Required work.
Reproduce the records below, swapping every occurrence of "x-tick-label" for "x-axis-tick-label" and leaving everything else unchanged.

Layout element annotations:
------------------------------------------------

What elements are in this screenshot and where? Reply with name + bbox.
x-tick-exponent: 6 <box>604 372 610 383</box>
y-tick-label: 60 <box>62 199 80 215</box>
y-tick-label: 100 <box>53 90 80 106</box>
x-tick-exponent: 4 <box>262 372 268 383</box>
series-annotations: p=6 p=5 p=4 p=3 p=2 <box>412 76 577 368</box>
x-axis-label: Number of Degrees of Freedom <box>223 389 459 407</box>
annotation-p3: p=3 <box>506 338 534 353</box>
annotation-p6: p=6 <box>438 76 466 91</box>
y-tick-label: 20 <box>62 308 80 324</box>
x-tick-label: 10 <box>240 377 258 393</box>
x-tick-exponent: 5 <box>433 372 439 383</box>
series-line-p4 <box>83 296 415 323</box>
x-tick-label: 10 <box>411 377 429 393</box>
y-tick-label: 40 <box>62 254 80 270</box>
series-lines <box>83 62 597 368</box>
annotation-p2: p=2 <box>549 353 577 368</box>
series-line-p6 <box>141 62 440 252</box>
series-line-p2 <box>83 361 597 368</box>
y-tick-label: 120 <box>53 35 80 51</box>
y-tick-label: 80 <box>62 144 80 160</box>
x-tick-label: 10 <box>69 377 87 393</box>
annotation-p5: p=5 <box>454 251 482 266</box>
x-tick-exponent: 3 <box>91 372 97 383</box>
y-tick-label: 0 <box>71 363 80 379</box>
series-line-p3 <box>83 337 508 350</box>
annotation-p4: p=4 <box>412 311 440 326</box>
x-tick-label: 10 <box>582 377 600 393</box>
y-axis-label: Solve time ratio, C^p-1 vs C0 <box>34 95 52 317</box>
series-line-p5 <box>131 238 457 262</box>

------------------------------------------------

Solution below.
What elements are in this screenshot and where? Reply with name + bbox.
x-tick-exponent: 6 <box>604 372 610 383</box>
y-tick-label: 60 <box>62 199 80 215</box>
y-tick-label: 100 <box>53 90 80 106</box>
x-tick-exponent: 4 <box>262 372 268 383</box>
series-annotations: p=6 p=5 p=4 p=3 p=2 <box>412 76 577 368</box>
x-axis-label: Number of Degrees of Freedom <box>223 389 459 407</box>
annotation-p3: p=3 <box>506 338 534 353</box>
annotation-p6: p=6 <box>438 76 466 91</box>
y-tick-label: 20 <box>62 308 80 324</box>
x-axis-tick-label: 10 <box>240 377 258 393</box>
x-tick-exponent: 5 <box>433 372 439 383</box>
series-line-p4 <box>83 296 415 323</box>
x-axis-tick-label: 10 <box>411 377 429 393</box>
y-tick-label: 40 <box>62 254 80 270</box>
series-lines <box>83 62 597 368</box>
annotation-p2: p=2 <box>549 353 577 368</box>
series-line-p6 <box>141 62 440 252</box>
series-line-p2 <box>83 361 597 368</box>
y-tick-label: 120 <box>53 35 80 51</box>
y-tick-label: 80 <box>62 144 80 160</box>
x-axis-tick-label: 10 <box>69 377 87 393</box>
annotation-p5: p=5 <box>454 251 482 266</box>
x-tick-exponent: 3 <box>91 372 97 383</box>
y-tick-label: 0 <box>71 363 80 379</box>
series-line-p3 <box>83 337 508 350</box>
annotation-p4: p=4 <box>412 311 440 326</box>
x-axis-tick-label: 10 <box>582 377 600 393</box>
y-axis-label: Solve time ratio, C^p-1 vs C0 <box>34 95 52 317</box>
series-line-p5 <box>131 238 457 262</box>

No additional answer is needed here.